### TASK INSTRUCTIONS
Go through the data below and gather each line containing "unsigned".

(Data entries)
----------
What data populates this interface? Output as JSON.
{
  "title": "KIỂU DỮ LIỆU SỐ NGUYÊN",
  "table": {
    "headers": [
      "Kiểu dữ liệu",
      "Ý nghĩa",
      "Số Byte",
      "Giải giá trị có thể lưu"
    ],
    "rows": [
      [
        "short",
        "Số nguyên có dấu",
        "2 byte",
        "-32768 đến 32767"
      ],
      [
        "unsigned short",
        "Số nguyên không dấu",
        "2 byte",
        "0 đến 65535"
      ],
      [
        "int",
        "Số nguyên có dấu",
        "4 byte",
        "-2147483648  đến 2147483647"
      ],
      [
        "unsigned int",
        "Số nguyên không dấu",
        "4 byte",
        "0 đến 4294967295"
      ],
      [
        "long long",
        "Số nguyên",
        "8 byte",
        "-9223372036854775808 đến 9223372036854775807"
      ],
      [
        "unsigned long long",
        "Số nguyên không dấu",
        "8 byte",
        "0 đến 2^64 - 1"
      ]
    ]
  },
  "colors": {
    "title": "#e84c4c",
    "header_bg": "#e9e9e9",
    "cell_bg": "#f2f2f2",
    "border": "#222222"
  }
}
----------
### RESPONSE BELOW
        "unsigned short",
        "unsigned int",
        "unsigned long long",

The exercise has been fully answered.